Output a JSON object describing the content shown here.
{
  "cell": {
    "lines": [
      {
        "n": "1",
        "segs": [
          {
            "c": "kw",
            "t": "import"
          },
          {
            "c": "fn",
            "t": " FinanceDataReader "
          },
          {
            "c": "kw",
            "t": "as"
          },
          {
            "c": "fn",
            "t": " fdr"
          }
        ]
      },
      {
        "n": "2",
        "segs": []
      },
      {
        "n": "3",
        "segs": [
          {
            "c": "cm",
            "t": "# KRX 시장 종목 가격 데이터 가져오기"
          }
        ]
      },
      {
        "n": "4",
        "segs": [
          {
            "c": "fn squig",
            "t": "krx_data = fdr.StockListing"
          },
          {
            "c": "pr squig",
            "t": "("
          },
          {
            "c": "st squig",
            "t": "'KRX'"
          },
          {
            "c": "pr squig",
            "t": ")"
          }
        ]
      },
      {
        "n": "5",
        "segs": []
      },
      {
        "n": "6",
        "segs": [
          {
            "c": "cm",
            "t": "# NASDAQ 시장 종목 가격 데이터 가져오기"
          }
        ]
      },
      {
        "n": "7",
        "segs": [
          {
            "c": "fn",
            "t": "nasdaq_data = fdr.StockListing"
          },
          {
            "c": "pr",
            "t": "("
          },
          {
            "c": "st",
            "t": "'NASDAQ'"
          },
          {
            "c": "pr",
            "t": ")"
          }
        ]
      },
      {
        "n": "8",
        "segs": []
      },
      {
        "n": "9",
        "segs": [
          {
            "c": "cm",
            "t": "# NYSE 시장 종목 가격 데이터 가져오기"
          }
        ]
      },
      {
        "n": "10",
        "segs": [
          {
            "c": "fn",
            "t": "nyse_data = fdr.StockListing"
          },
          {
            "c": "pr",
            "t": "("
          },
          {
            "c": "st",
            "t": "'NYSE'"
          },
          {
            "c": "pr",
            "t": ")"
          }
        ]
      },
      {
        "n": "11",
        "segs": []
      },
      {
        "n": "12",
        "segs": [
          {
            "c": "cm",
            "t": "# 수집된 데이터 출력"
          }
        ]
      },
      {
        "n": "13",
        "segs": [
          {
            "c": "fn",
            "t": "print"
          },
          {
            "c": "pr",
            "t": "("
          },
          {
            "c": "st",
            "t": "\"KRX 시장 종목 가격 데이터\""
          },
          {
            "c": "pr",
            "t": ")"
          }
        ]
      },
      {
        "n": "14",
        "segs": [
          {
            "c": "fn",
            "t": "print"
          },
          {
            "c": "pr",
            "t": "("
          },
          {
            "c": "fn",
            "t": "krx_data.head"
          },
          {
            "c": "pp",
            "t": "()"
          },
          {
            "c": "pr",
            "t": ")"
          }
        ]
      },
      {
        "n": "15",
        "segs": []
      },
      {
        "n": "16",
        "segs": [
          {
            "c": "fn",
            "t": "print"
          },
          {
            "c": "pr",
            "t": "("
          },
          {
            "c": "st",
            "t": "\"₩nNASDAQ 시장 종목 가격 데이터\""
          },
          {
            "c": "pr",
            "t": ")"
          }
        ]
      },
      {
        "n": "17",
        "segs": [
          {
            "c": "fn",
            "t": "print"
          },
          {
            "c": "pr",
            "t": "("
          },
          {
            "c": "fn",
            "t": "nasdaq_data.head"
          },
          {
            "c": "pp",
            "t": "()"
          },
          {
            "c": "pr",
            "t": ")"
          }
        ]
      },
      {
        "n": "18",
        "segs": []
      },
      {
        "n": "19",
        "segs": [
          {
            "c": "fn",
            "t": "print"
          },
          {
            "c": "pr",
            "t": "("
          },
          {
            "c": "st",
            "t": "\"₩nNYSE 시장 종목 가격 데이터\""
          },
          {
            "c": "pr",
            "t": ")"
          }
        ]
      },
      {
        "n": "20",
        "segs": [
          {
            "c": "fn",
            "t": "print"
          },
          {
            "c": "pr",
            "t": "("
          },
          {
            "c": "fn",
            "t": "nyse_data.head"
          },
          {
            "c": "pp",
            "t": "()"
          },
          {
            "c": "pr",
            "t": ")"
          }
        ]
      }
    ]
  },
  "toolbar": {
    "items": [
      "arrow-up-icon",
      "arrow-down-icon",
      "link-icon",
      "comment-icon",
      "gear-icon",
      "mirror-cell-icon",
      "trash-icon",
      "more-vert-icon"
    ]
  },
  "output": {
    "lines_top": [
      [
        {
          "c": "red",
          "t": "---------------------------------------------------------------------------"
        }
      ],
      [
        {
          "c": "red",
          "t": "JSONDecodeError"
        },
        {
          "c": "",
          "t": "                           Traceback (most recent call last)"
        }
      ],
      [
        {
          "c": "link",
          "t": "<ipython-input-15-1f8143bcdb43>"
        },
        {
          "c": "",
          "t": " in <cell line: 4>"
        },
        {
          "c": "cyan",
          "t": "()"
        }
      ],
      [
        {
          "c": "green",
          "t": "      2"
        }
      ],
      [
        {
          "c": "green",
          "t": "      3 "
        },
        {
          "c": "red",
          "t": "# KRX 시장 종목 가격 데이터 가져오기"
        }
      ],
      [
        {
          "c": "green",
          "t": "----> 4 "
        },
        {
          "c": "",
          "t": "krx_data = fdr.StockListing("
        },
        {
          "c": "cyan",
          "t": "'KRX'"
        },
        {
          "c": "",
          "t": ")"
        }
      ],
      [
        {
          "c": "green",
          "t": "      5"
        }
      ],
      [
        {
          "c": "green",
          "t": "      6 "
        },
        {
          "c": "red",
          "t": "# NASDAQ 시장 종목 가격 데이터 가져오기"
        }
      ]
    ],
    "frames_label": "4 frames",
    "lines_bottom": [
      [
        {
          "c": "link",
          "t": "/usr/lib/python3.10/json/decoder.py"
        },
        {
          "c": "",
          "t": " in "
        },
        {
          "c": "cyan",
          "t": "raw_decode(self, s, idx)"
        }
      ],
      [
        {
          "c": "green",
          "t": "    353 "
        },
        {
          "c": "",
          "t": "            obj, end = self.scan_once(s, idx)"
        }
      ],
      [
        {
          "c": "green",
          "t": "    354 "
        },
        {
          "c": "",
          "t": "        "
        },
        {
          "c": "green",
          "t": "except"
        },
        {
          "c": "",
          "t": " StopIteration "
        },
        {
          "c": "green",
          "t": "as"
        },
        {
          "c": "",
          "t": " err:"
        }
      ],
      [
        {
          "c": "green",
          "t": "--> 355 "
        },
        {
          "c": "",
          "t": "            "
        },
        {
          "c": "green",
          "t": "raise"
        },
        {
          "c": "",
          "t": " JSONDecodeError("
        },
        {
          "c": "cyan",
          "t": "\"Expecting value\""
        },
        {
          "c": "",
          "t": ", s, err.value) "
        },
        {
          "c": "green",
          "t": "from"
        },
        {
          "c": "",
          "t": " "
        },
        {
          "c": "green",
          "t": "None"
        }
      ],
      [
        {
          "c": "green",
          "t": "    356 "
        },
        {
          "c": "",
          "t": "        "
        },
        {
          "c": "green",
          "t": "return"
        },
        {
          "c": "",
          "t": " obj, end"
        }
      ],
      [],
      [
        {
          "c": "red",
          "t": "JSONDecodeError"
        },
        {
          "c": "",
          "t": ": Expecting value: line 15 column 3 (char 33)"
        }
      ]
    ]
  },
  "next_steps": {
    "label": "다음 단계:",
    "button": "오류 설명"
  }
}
__________________________________________________
_WHAT YOU ARE ASKED TO DO_
Reproduce all the data word for word.

_TASK RESPONSE_
Output a JSON object describing the content shown here.
{
  "cell": {
    "lines": [
      {
        "n": "1",
        "segs": [
          {
            "c": "kw",
            "t": "import"
          },
          {
            "c": "fn",
            "t": " FinanceDataReader "
          },
          {
            "c": "kw",
            "t": "as"
          },
          {
            "c": "fn",
            "t": " fdr"
          }
        ]
      },
      {
        "n": "2",
        "segs": []
      },
      {
        "n": "3",
        "segs": [
          {
            "c": "cm",
            "t": "# KRX 시장 종목 가격 데이터 가져오기"
          }
        ]
      },
      {
        "n": "4",
        "segs": [
          {
            "c": "fn squig",
            "t": "krx_data = fdr.StockListing"
          },
          {
            "c": "pr squig",
            "t": "("
          },
          {
            "c": "st squig",
            "t": "'KRX'"
          },
          {
            "c": "pr squig",
            "t": ")"
          }
        ]
      },
      {
        "n": "5",
        "segs": []
      },
      {
        "n": "6",
        "segs": [
          {
            "c": "cm",
            "t": "# NASDAQ 시장 종목 가격 데이터 가져오기"
          }
        ]
      },
      {
        "n": "7",
        "segs": [
          {
            "c": "fn",
            "t": "nasdaq_data = fdr.StockListing"
          },
          {
            "c": "pr",
            "t": "("
          },
          {
            "c": "st",
            "t": "'NASDAQ'"
          },
          {
            "c": "pr",
            "t": ")"
          }
        ]
      },
      {
        "n": "8",
        "segs": []
      },
      {
        "n": "9",
        "segs": [
          {
            "c": "cm",
            "t": "# NYSE 시장 종목 가격 데이터 가져오기"
          }
        ]
      },
      {
        "n": "10",
        "segs": [
          {
            "c": "fn",
            "t": "nyse_data = fdr.StockListing"
          },
          {
            "c": "pr",
            "t": "("
          },
          {
            "c": "st",
            "t": "'NYSE'"
          },
          {
            "c": "pr",
            "t": ")"
          }
        ]
      },
      {
        "n": "11",
        "segs": []
      },
      {
        "n": "12",
        "segs": [
          {
            "c": "cm",
            "t": "# 수집된 데이터 출력"
          }
        ]
      },
      {
        "n": "13",
        "segs": [
          {
            "c": "fn",
            "t": "print"
          },
          {
            "c": "pr",
            "t": "("
          },
          {
            "c": "st",
            "t": "\"KRX 시장 종목 가격 데이터\""
          },
          {
            "c": "pr",
            "t": ")"
          }
        ]
      },
      {
        "n": "14",
        "segs": [
          {
            "c": "fn",
            "t": "print"
          },
          {
            "c": "pr",
            "t": "("
          },
          {
            "c": "fn",
            "t": "krx_data.head"
          },
          {
            "c": "pp",
            "t": "()"
          },
          {
            "c": "pr",
            "t": ")"
          }
        ]
      },
      {
        "n": "15",
        "segs": []
      },
      {
        "n": "16",
        "segs": [
          {
            "c": "fn",
            "t": "print"
          },
          {
            "c": "pr",
            "t": "("
          },
          {
            "c": "st",
            "t": "\"₩nNASDAQ 시장 종목 가격 데이터\""
          },
          {
            "c": "pr",
            "t": ")"
          }
        ]
      },
      {
        "n": "17",
        "segs": [
          {
            "c": "fn",
            "t": "print"
          },
          {
            "c": "pr",
            "t": "("
          },
          {
            "c": "fn",
            "t": "nasdaq_data.head"
          },
          {
            "c": "pp",
            "t": "()"
          },
          {
            "c": "pr",
            "t": ")"
          }
        ]
      },
      {
        "n": "18",
        "segs": []
      },
      {
        "n": "19",
        "segs": [
          {
            "c": "fn",
            "t": "print"
          },
          {
            "c": "pr",
            "t": "("
          },
          {
            "c": "st",
            "t": "\"₩nNYSE 시장 종목 가격 데이터\""
          },
          {
            "c": "pr",
            "t": ")"
          }
        ]
      },
      {
        "n": "20",
        "segs": [
          {
            "c": "fn",
            "t": "print"
          },
          {
            "c": "pr",
            "t": "("
          },
          {
            "c": "fn",
            "t": "nyse_data.head"
          },
          {
            "c": "pp",
            "t": "()"
          },
          {
            "c": "pr",
            "t": ")"
          }
        ]
      }
    ]
  },
  "toolbar": {
    "items": [
      "arrow-up-icon",
      "arrow-down-icon",
      "link-icon",
      "comment-icon",
      "gear-icon",
      "mirror-cell-icon",
      "trash-icon",
      "more-vert-icon"
    ]
  },
  "output": {
    "lines_top": [
      [
        {
          "c": "red",
          "t": "---------------------------------------------------------------------------"
        }
      ],
      [
        {
          "c": "red",
          "t": "JSONDecodeError"
        },
        {
          "c": "",
          "t": "                           Traceback (most recent call last)"
        }
      ],
      [
        {
          "c": "link",
          "t": "<ipython-input-15-1f8143bcdb43>"
        },
        {
          "c": "",
          "t": " in <cell line: 4>"
        },
        {
          "c": "cyan",
          "t": "()"
        }
      ],
      [
        {
          "c": "green",
          "t": "      2"
        }
      ],
      [
        {
          "c": "green",
          "t": "      3 "
        },
        {
          "c": "red",
          "t": "# KRX 시장 종목 가격 데이터 가져오기"
        }
      ],
      [
        {
          "c": "green",
          "t": "----> 4 "
        },
        {
          "c": "",
          "t": "krx_data = fdr.StockListing("
        },
        {
          "c": "cyan",
          "t": "'KRX'"
        },
        {
          "c": "",
          "t": ")"
        }
      ],
      [
        {
          "c": "green",
          "t": "      5"
        }
      ],
      [
        {
          "c": "green",
          "t": "      6 "
        },
        {
          "c": "red",
          "t": "# NASDAQ 시장 종목 가격 데이터 가져오기"
        }
      ]
    ],
    "frames_label": "4 frames",
    "lines_bottom": [
      [
        {
          "c": "link",
          "t": "/usr/lib/python3.10/json/decoder.py"
        },
        {
          "c": "",
          "t": " in "
        },
        {
          "c": "cyan",
          "t": "raw_decode(self, s, idx)"
        }
      ],
      [
        {
          "c": "green",
          "t": "    353 "
        },
        {
          "c": "",
          "t": "            obj, end = self.scan_once(s, idx)"
        }
      ],
      [
        {
          "c": "green",
          "t": "    354 "
        },
        {
          "c": "",
          "t": "        "
        },
        {
          "c": "green",
          "t": "except"
        },
        {
          "c": "",
          "t": " StopIteration "
        },
        {
          "c": "green",
          "t": "as"
        },
        {
          "c": "",
          "t": " err:"
        }
      ],
      [
        {
          "c": "green",
          "t": "--> 355 "
        },
        {
          "c": "",
          "t": "            "
        },
        {
          "c": "green",
          "t": "raise"
        },
        {
          "c": "",
          "t": " JSONDecodeError("
        },
        {
          "c": "cyan",
          "t": "\"Expecting value\""
        },
        {
          "c": "",
          "t": ", s, err.value) "
        },
        {
          "c": "green",
          "t": "from"
        },
        {
          "c": "",
          "t": " "
        },
        {
          "c": "green",
          "t": "None"
        }
      ],
      [
        {
          "c": "green",
          "t": "    356 "
        },
        {
          "c": "",
          "t": "        "
        },
        {
          "c": "green",
          "t": "return"
        },
        {
          "c": "",
          "t": " obj, end"
        }
      ],
      [],
      [
        {
          "c": "red",
          "t": "JSONDecodeError"
        },
        {
          "c": "",
          "t": ": Expecting value: line 15 column 3 (char 33)"
        }
      ]
    ]
  },
  "next_steps": {
    "label": "다음 단계:",
    "button": "오류 설명"
  }
}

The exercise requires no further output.